## begin EXCERPTED RECORDS

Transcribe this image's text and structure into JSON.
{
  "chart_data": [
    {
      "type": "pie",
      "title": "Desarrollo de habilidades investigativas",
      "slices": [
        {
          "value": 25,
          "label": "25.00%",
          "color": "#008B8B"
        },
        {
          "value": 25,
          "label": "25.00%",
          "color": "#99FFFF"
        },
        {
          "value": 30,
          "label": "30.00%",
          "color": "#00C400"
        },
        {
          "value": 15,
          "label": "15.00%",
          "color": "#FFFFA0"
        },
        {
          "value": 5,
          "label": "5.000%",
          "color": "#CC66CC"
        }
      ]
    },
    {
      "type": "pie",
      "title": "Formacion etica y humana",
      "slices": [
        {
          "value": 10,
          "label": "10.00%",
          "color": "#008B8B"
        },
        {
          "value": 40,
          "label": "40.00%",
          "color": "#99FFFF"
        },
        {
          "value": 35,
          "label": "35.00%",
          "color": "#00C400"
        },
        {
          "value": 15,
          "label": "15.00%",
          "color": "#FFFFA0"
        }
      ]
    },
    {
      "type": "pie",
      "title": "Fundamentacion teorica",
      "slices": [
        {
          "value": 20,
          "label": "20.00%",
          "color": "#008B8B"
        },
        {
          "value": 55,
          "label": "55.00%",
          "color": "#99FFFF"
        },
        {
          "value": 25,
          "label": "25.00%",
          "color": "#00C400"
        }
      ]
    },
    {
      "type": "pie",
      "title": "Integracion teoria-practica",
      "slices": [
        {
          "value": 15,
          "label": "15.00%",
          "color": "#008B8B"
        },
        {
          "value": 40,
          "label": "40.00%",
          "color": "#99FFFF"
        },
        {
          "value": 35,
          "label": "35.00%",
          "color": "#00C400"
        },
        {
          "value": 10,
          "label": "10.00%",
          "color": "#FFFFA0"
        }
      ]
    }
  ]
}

## end EXCERPTED RECORDS

▸ **DIRECTIVE**:
Write out every record verbatim.

▸ **EXERCISE ANSWER**:
Transcribe this image's text and structure into JSON.
{
  "chart_data": [
    {
      "type": "pie",
      "title": "Desarrollo de habilidades investigativas",
      "slices": [
        {
          "value": 25,
          "label": "25.00%",
          "color": "#008B8B"
        },
        {
          "value": 25,
          "label": "25.00%",
          "color": "#99FFFF"
        },
        {
          "value": 30,
          "label": "30.00%",
          "color": "#00C400"
        },
        {
          "value": 15,
          "label": "15.00%",
          "color": "#FFFFA0"
        },
        {
          "value": 5,
          "label": "5.000%",
          "color": "#CC66CC"
        }
      ]
    },
    {
      "type": "pie",
      "title": "Formacion etica y humana",
      "slices": [
        {
          "value": 10,
          "label": "10.00%",
          "color": "#008B8B"
        },
        {
          "value": 40,
          "label": "40.00%",
          "color": "#99FFFF"
        },
        {
          "value": 35,
          "label": "35.00%",
          "color": "#00C400"
        },
        {
          "value": 15,
          "label": "15.00%",
          "color": "#FFFFA0"
        }
      ]
    },
    {
      "type": "pie",
      "title": "Fundamentacion teorica",
      "slices": [
        {
          "value": 20,
          "label": "20.00%",
          "color": "#008B8B"
        },
        {
          "value": 55,
          "label": "55.00%",
          "color": "#99FFFF"
        },
        {
          "value": 25,
          "label": "25.00%",
          "color": "#00C400"
        }
      ]
    },
    {
      "type": "pie",
      "title": "Integracion teoria-practica",
      "slices": [
        {
          "value": 15,
          "label": "15.00%",
          "color": "#008B8B"
        },
        {
          "value": 40,
          "label": "40.00%",
          "color": "#99FFFF"
        },
        {
          "value": 35,
          "label": "35.00%",
          "color": "#00C400"
        },
        {
          "value": 10,
          "label": "10.00%",
          "color": "#FFFFA0"
        }
      ]
    }
  ]
}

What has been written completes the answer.